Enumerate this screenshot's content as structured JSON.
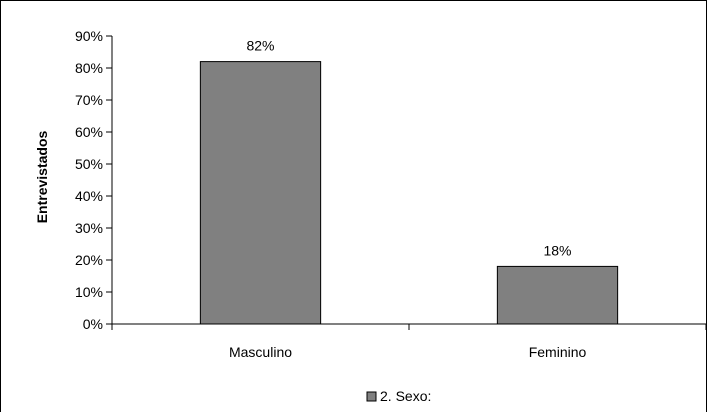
{
  "chart_data": {
    "type": "bar",
    "title": "",
    "xlabel": "",
    "ylabel": "Entrevistados",
    "categories": [
      "Masculino",
      "Feminino"
    ],
    "series": [
      {
        "name": "2. Sexo:",
        "values": [
          82,
          18
        ],
        "color": "#808080"
      }
    ],
    "data_labels": [
      "82%",
      "18%"
    ],
    "ylim": [
      0,
      90
    ],
    "yticks": [
      0,
      10,
      20,
      30,
      40,
      50,
      60,
      70,
      80,
      90
    ],
    "ytick_labels": [
      "0%",
      "10%",
      "20%",
      "30%",
      "40%",
      "50%",
      "60%",
      "70%",
      "80%",
      "90%"
    ],
    "grid": false,
    "legend": "bottom-center"
  }
}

--------------------------------------------------

* **Exercise objective**
Repeat the material exactly as it reads, without any of its pictures.

* **Solved problem**
Enumerate this screenshot's content as structured JSON.
{
  "chart_data": {
    "type": "bar",
    "title": "",
    "xlabel": "",
    "ylabel": "Entrevistados",
    "categories": [
      "Masculino",
      "Feminino"
    ],
    "series": [
      {
        "name": "2. Sexo:",
        "values": [
          82,
          18
        ],
        "color": "#808080"
      }
    ],
    "data_labels": [
      "82%",
      "18%"
    ],
    "ylim": [
      0,
      90
    ],
    "yticks": [
      0,
      10,
      20,
      30,
      40,
      50,
      60,
      70,
      80,
      90
    ],
    "ytick_labels": [
      "0%",
      "10%",
      "20%",
      "30%",
      "40%",
      "50%",
      "60%",
      "70%",
      "80%",
      "90%"
    ],
    "grid": false,
    "legend": "bottom-center"
  }
}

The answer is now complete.